Extract:
— begin —

See my last post.  Also, the calories burned from cardio are rather insignificant in the grand scheme of things.  For fat loss, your diet is king.  Dial in your diet properly and you will see changes relatively quickly.

That said, cardio is still beneficial for cardiovascular health.


----------



## djturnz (Jan 8, 2010)

A buddy of mine started out around 350 2 or 3 years ago.  He is way down now.  He started using the eliptical at the gym because the treadmill hurt his knees.  I tried it a couple times, but I feel like I am trying to run down the UP escilator drunk (which I have done before).  It just felt awkward.  So I use the treadmill and the bike.  I use the bike that has a regular chair type seat, not the one with the bicycle saddle.


----------



## djturnz (Jan 8, 2010)

— end —

Source records:

— begin —

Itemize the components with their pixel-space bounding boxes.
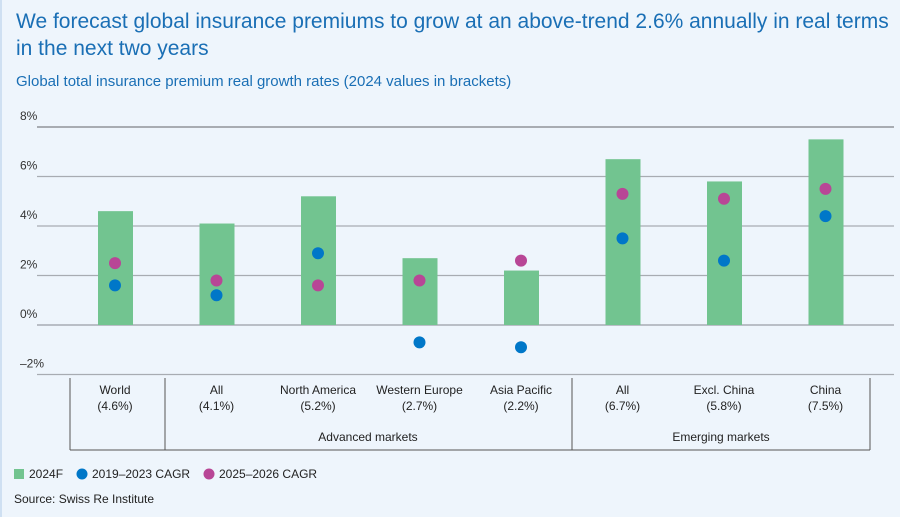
category-label: World: [99, 383, 130, 397]
legend-swatch-2025-2026: [203, 468, 215, 480]
legend-label-2019-2023: 2019–2023 CAGR: [92, 467, 190, 481]
bar-2024f: [402, 258, 438, 325]
chart-title: We forecast global insurance premiums to…: [16, 10, 889, 60]
bar-2024f: [199, 223, 235, 325]
category-label: Western Europe: [376, 383, 463, 397]
category-label: All: [616, 383, 629, 397]
category-bracket-value: (2.2%): [503, 399, 538, 413]
group-label-emerging: Emerging markets: [672, 430, 769, 444]
legend-label-2024f: 2024F: [29, 467, 63, 481]
dot-2025-2026-cagr: [413, 274, 426, 287]
legend-swatch-2019-2023: [76, 468, 88, 480]
y-tick-label: 6%: [20, 159, 38, 173]
dot-2019-2023-cagr: [616, 232, 629, 245]
y-tick-label: –2%: [20, 357, 44, 371]
category-label: Excl. China: [694, 383, 755, 397]
category-bracket-value: (5.8%): [706, 399, 741, 413]
dot-2019-2023-cagr: [210, 289, 223, 302]
category-label: North America: [280, 383, 356, 397]
dot-2019-2023-cagr: [515, 341, 527, 354]
bar-2024f: [504, 270, 539, 325]
dot-2025-2026-cagr: [616, 187, 629, 200]
dot-2025-2026-cagr: [515, 254, 527, 267]
category-bracket-value: (6.7%): [605, 399, 640, 413]
dot-2025-2026-cagr: [109, 257, 121, 270]
group-label-advanced: Advanced markets: [318, 430, 417, 444]
y-tick-label: 4%: [20, 208, 38, 222]
dot-2019-2023-cagr: [819, 210, 832, 223]
legend-swatch-2024f: [14, 469, 24, 479]
legend-label-2025-2026: 2025–2026 CAGR: [219, 467, 317, 481]
dot-2025-2026-cagr: [819, 182, 832, 195]
source-note: Source: Swiss Re Institute: [14, 492, 155, 506]
dot-2025-2026-cagr: [718, 192, 730, 205]
dot-2019-2023-cagr: [413, 336, 426, 349]
dot-2025-2026-cagr: [210, 274, 223, 287]
category-bracket-value: (4.1%): [199, 399, 234, 413]
y-tick-label: 8%: [20, 109, 38, 123]
category-label: Asia Pacific: [490, 383, 552, 397]
dot-2019-2023-cagr: [718, 254, 730, 267]
category-bracket-value: (2.7%): [402, 399, 437, 413]
category-label: China: [810, 383, 842, 397]
dot-2025-2026-cagr: [312, 279, 324, 292]
y-tick-label: 0%: [20, 307, 38, 321]
category-bracket-value: (4.6%): [97, 399, 132, 413]
dot-2019-2023-cagr: [312, 247, 324, 260]
y-tick-label: 2%: [20, 258, 38, 272]
chart-subtitle: Global total insurance premium real grow…: [16, 73, 512, 90]
bar-2024f: [301, 196, 336, 325]
category-bracket-value: (7.5%): [808, 399, 843, 413]
dot-2019-2023-cagr: [109, 279, 121, 292]
bar-2024f: [707, 181, 742, 325]
category-label: All: [210, 383, 223, 397]
category-bracket-value: (5.2%): [300, 399, 335, 413]
bar-2024f: [808, 139, 844, 325]
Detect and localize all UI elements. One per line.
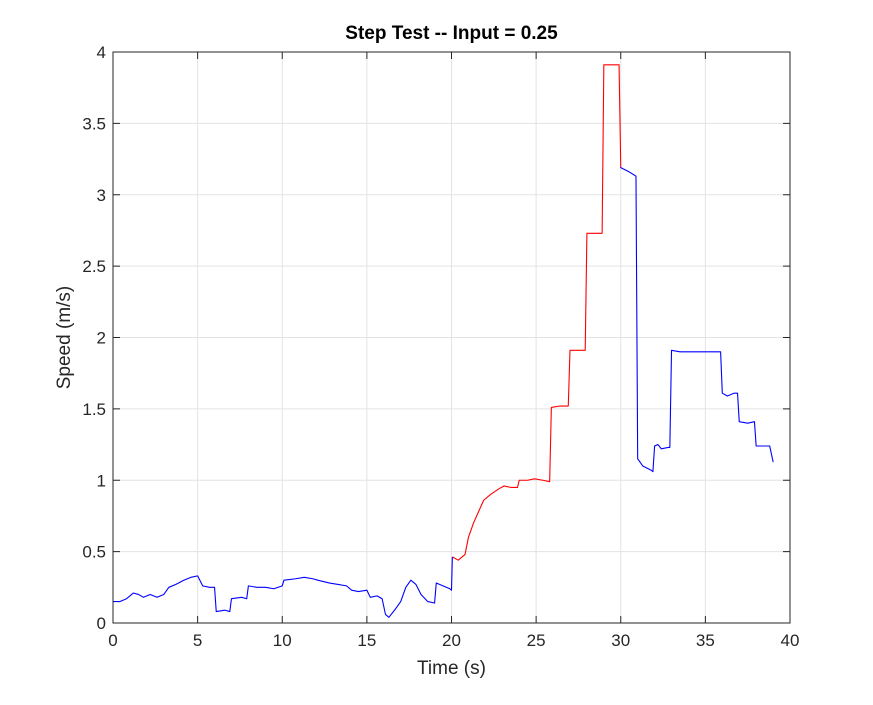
- y-tick-label: 3: [97, 186, 106, 205]
- series-line-3: [620, 167, 774, 473]
- series-line-2: [452, 64, 622, 561]
- x-tick-label: 30: [611, 631, 630, 650]
- y-tick-label: 4: [97, 43, 106, 62]
- y-tick-label: 0: [97, 614, 106, 633]
- y-tick-label: 0.5: [82, 543, 106, 562]
- x-tick-label: 15: [357, 631, 376, 650]
- y-tick-label: 2: [97, 329, 106, 348]
- series-line-1: [112, 556, 454, 618]
- x-tick-label: 20: [442, 631, 461, 650]
- y-tick-label: 3.5: [82, 114, 106, 133]
- x-tick-label: 25: [527, 631, 546, 650]
- x-tick-label: 40: [781, 631, 800, 650]
- x-axis-label: Time (s): [417, 658, 486, 679]
- y-axis-label: Speed (m/s): [54, 286, 75, 389]
- grid-lines: [112, 51, 791, 624]
- y-tick-label: 1.5: [82, 400, 106, 419]
- y-tick-label: 2.5: [82, 257, 106, 276]
- x-tick-label: 5: [193, 631, 202, 650]
- series-lines: [112, 64, 774, 618]
- ticks: 0 5 10 15 20 25 30 35 40 0 0.5 1 1.5 2 2.5 3 3.5 4: [82, 43, 799, 650]
- chart-title: Step Test -- Input = 0.25: [345, 23, 558, 44]
- x-tick-label: 35: [696, 631, 715, 650]
- x-tick-label: 0: [108, 631, 117, 650]
- x-tick-label: 10: [273, 631, 292, 650]
- y-tick-label: 1: [97, 471, 106, 490]
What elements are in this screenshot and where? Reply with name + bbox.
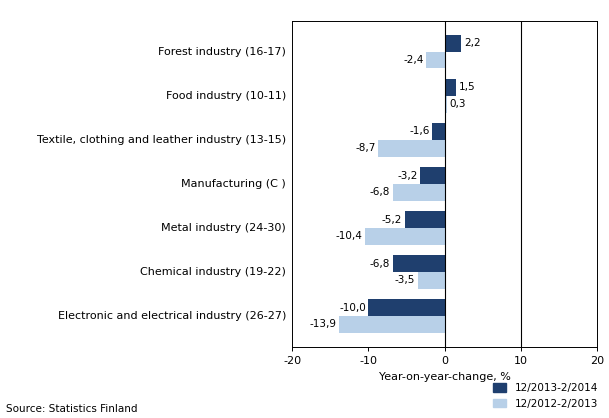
Bar [365,228,445,245]
Text: -10,0: -10,0 [339,303,366,313]
Text: Food industry (10-11): Food industry (10-11) [166,91,286,101]
Bar [426,52,445,69]
Text: -2,4: -2,4 [403,55,424,65]
Text: -13,9: -13,9 [309,319,336,329]
Bar [339,316,445,333]
Text: 2,2: 2,2 [464,38,481,48]
Bar [432,123,445,140]
Text: -8,7: -8,7 [355,143,376,153]
Bar [405,211,445,228]
Bar [445,96,447,112]
Text: Manufacturing (C ): Manufacturing (C ) [181,179,286,189]
Text: Electronic and electrical industry (26-27): Electronic and electrical industry (26-2… [58,311,286,321]
Text: -5,2: -5,2 [382,214,403,224]
Bar [378,140,445,157]
Text: -6,8: -6,8 [370,259,390,269]
Text: Forest industry (16-17): Forest industry (16-17) [158,47,286,57]
Text: Source: Statistics Finland: Source: Statistics Finland [6,404,138,414]
Text: Chemical industry (19-22): Chemical industry (19-22) [140,267,286,277]
Bar [418,272,445,289]
Text: 0,3: 0,3 [449,99,466,109]
Bar [393,184,445,201]
Text: -3,2: -3,2 [397,171,418,181]
Bar [445,35,461,52]
Legend: 12/2013-2/2014, 12/2012-2/2013: 12/2013-2/2014, 12/2012-2/2013 [493,383,597,409]
X-axis label: Year-on-year-change, %: Year-on-year-change, % [379,372,510,382]
Text: Metal industry (24-30): Metal industry (24-30) [161,223,286,233]
Bar [368,299,445,316]
Bar [393,255,445,272]
Text: -10,4: -10,4 [336,231,363,241]
Bar [420,167,445,184]
Text: -1,6: -1,6 [409,127,430,137]
Text: 1,5: 1,5 [459,82,475,92]
Text: Textile, clothing and leather industry (13-15): Textile, clothing and leather industry (… [37,135,286,145]
Bar [445,79,456,96]
Text: -3,5: -3,5 [395,275,415,285]
Text: -6,8: -6,8 [370,187,390,197]
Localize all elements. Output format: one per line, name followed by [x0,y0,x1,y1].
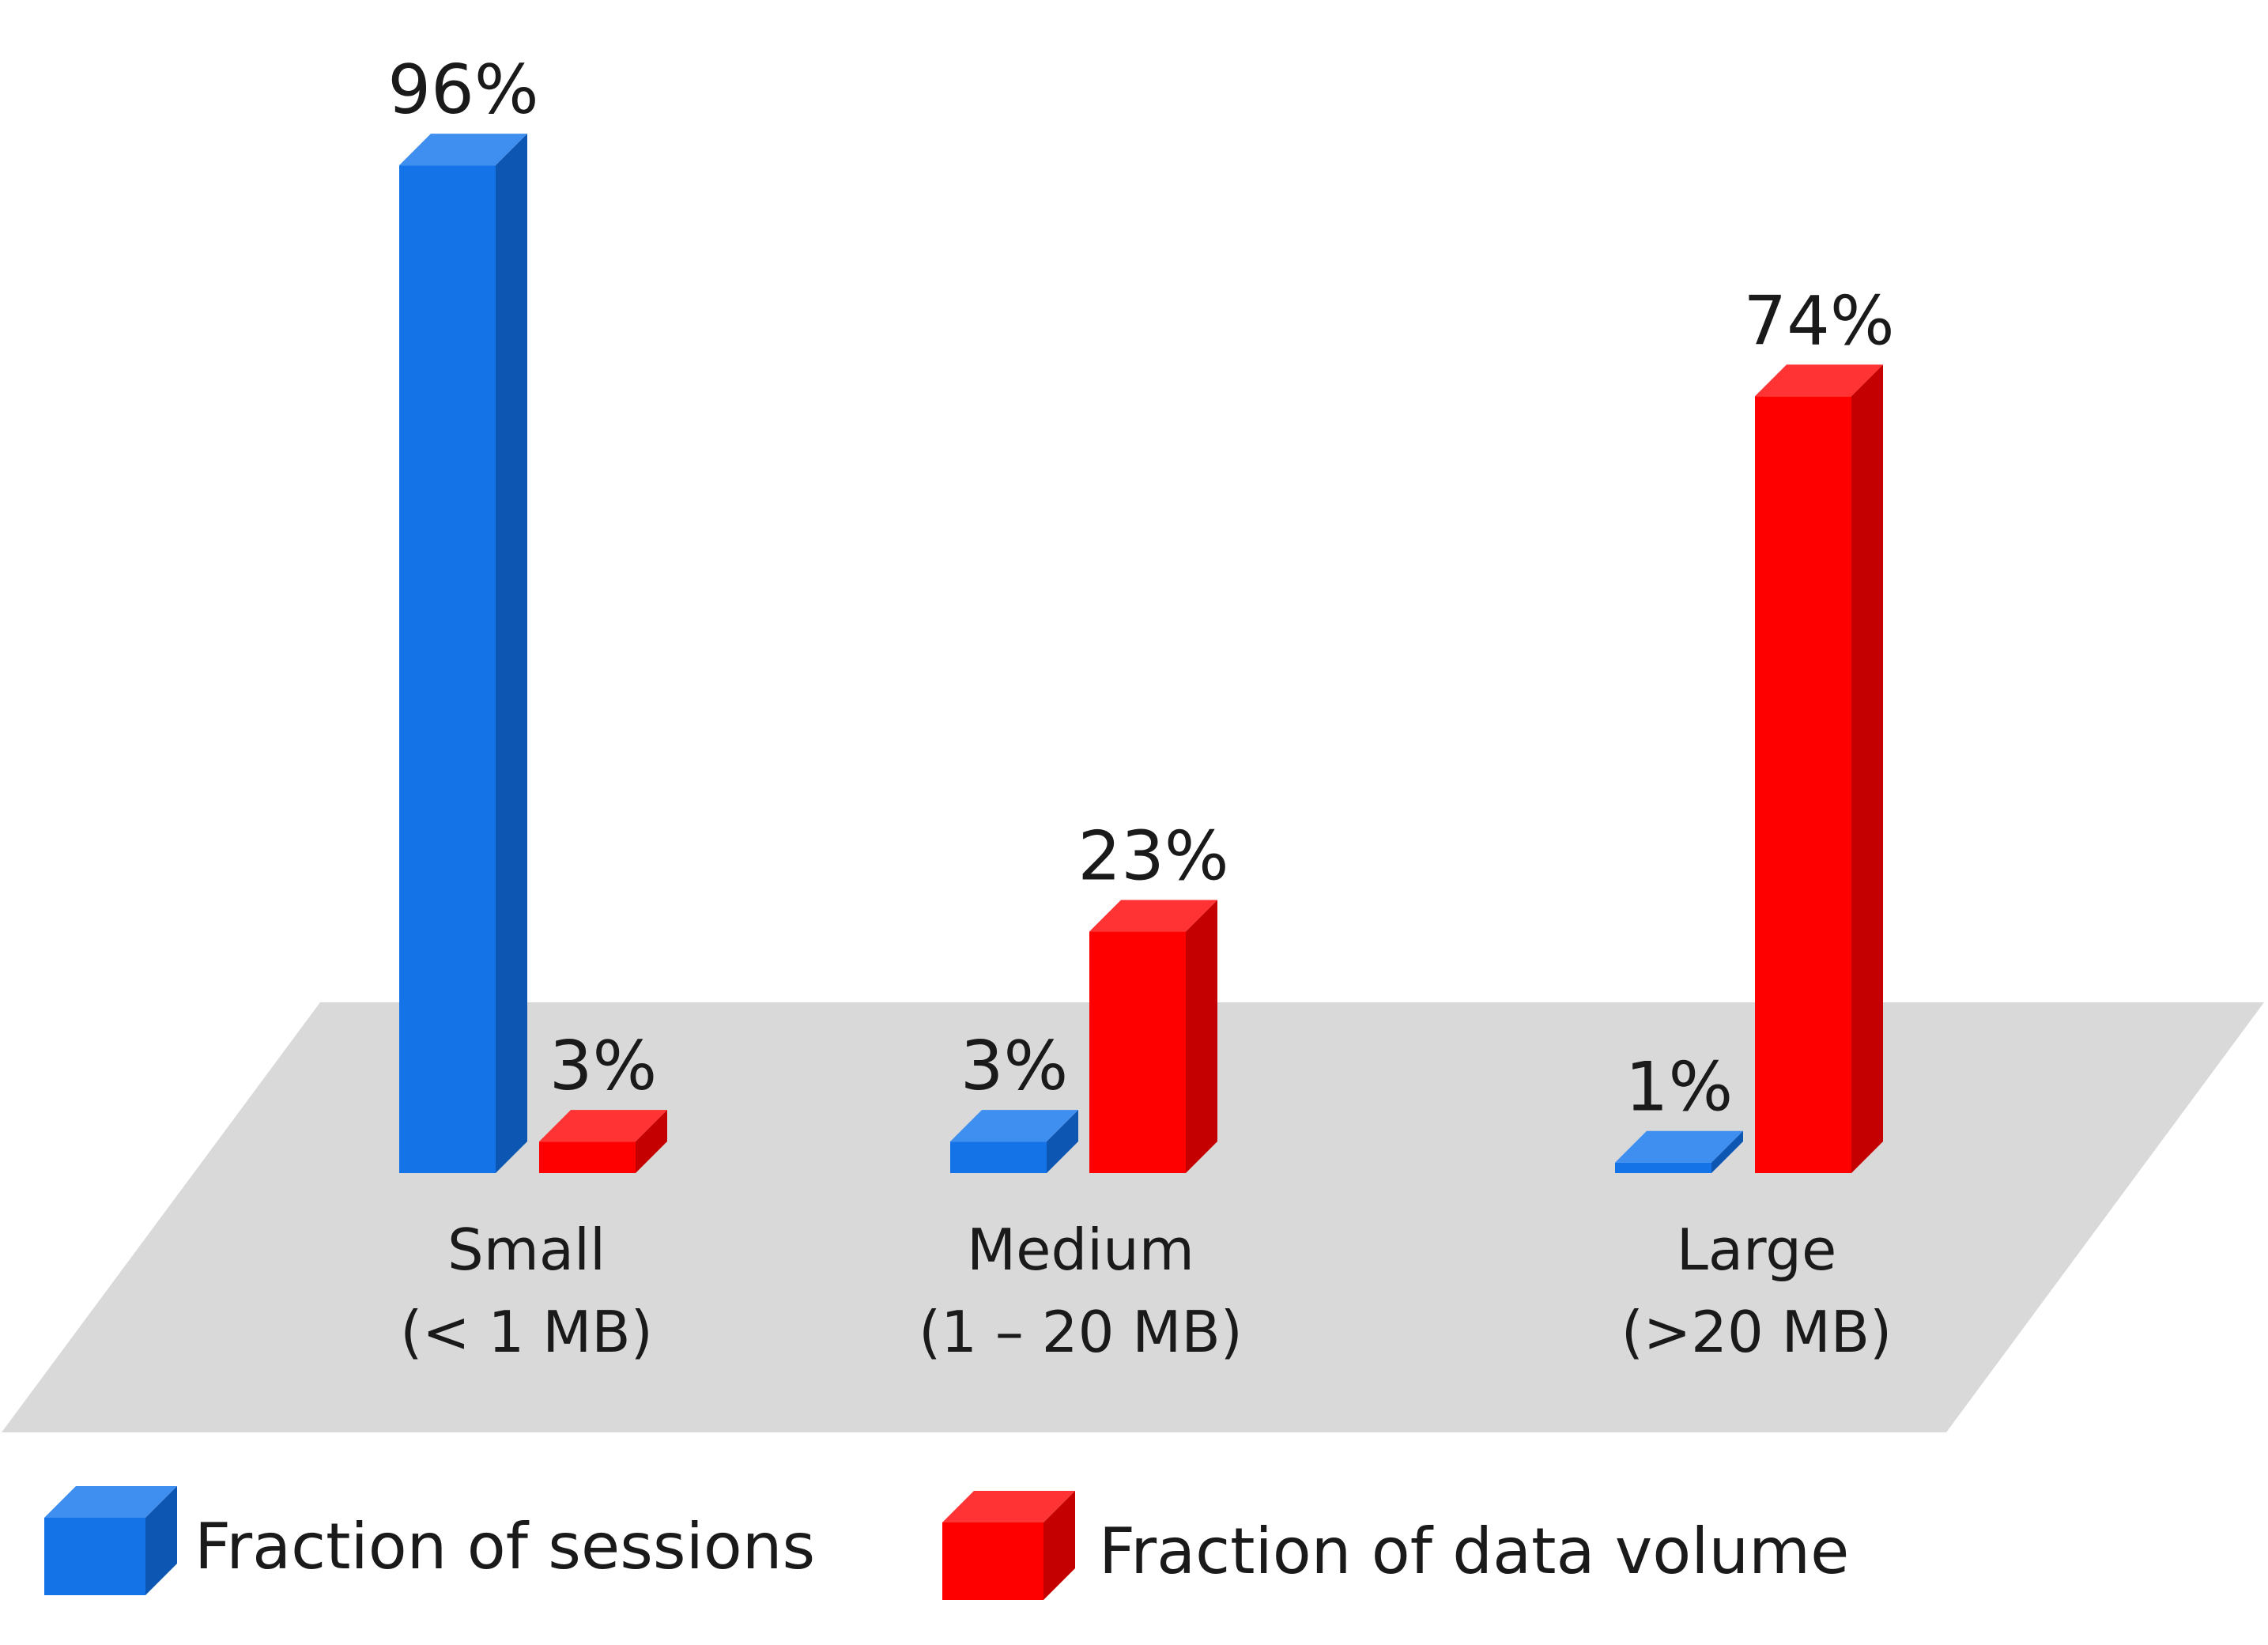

— end —

Tasks:
A – In the forum thread on cardio and fat loss, what made djturnz's buddy start using the elliptical at the gym?
B – Sum up the forum thread on cardio and fat loss in two sentences.
C – Carry on the forum thread on cardio and fat loss from the point where it stops.

Answers provided:
A – The treadmill hurt his knees.

B – The first post argues that the calories burned from cardio matter little next to diet, which is key for fat loss, though cardio still helps heart health. In a reply, djturnz tells of a buddy who lost a lot of weight using the elliptical, but says the elliptical felt awkward and so uses the treadmill and a bike with a regular chair-type seat instead.

C –
danzik17 said:


> See my last post.  Also, the calories burned from cardio are rather insignificant in the grand scheme of things.  For fat loss, your diet is king.  Dial in your diet properly and you will see changes relatively quickly.
> 
> That said, cardio is still beneficial for cardiovascular health.



To put it a better way, (as I understand it) the cardio helps with the calorie deficiency that you set up with your diet.

Does the muscle mass essentially raise your maintenace calorie number? Thus increasing the deficet for a given number of calories?


----------



## danzik17 (Jan 8, 2010)

JohnnyBlob said:


> 1 - should I eat anything before doing my cardio in the morning - if so what? and if not, what/when should I eat after a "workout"?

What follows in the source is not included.